→ **GIVEN TASK**: Count every line in the entries that contains "input". Report that count alone.

→ **RECORD LIST**:
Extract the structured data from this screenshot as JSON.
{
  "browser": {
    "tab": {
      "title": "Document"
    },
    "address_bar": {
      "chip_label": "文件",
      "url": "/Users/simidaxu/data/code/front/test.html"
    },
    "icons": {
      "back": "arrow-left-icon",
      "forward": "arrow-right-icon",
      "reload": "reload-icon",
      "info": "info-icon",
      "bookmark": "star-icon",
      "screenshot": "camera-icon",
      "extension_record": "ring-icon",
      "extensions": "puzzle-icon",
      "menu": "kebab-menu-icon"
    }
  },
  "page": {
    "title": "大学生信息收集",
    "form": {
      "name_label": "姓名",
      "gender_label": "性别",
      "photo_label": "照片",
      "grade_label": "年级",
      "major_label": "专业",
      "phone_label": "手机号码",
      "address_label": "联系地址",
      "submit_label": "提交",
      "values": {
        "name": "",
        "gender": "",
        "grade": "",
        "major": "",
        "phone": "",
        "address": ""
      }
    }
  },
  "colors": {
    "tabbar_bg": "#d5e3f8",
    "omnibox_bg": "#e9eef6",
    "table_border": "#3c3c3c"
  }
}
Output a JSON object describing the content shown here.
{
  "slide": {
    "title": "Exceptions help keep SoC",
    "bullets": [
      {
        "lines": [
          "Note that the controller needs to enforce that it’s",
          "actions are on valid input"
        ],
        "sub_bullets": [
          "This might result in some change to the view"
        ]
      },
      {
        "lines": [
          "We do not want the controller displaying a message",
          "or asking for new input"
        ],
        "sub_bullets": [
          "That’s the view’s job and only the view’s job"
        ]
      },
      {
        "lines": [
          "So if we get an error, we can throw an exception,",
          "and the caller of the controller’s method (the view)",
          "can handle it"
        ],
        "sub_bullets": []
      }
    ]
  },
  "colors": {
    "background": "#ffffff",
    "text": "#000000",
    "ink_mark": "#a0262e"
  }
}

→ **ANSWER TO THE EXERCISE**: 2